*Requirement*. Gather the lines below that include the string "ischemia", copying each in full.

*Exercise inputs*.
*** Begin section ***
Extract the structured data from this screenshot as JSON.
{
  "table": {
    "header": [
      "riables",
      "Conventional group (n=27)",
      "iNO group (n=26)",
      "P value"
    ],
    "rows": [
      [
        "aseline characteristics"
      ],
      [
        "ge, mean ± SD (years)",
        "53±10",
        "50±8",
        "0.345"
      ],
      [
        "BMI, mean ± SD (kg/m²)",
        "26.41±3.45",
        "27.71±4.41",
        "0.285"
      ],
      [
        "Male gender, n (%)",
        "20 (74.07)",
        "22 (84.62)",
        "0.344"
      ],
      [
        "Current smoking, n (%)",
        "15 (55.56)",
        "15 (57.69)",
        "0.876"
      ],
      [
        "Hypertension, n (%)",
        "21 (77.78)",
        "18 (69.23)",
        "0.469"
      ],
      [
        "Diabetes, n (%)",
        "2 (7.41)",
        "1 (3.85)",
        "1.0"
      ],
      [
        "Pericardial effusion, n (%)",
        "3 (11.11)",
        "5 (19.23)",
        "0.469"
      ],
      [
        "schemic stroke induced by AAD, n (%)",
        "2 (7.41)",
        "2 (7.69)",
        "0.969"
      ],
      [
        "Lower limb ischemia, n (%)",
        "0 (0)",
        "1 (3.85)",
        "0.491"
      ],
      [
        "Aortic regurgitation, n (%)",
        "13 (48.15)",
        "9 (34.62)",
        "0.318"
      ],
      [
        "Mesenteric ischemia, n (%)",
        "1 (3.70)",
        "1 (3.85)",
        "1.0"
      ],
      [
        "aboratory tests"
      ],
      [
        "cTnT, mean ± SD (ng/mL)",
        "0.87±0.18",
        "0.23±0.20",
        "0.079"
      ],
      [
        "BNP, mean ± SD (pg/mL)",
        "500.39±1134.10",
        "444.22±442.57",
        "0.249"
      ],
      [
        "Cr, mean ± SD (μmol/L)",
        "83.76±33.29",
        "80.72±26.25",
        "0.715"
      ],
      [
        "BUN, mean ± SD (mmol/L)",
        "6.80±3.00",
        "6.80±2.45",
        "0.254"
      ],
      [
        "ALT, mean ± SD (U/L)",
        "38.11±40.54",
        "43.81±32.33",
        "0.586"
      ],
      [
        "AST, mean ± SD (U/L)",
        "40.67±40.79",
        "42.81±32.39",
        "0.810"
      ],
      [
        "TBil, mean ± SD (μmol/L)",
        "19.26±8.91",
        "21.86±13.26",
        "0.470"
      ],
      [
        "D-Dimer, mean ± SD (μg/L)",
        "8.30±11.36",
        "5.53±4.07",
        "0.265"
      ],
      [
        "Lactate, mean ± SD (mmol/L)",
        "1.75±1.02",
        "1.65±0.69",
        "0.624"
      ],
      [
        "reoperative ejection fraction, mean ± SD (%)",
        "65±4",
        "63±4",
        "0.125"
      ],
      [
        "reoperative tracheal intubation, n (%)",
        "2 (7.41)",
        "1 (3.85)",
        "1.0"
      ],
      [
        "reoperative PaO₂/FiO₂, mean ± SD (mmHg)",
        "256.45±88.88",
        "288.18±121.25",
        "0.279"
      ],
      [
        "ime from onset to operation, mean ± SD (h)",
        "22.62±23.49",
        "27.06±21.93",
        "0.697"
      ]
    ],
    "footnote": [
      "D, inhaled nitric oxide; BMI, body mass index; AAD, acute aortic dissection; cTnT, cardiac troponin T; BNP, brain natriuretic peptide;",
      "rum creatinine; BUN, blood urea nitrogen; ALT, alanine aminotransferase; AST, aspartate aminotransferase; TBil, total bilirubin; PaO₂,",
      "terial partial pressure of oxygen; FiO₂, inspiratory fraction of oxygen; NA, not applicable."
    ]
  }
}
*** End section ***
*Result for this task*.
        "Lower limb ischemia, n (%)",
        "Mesenteric ischemia, n (%)",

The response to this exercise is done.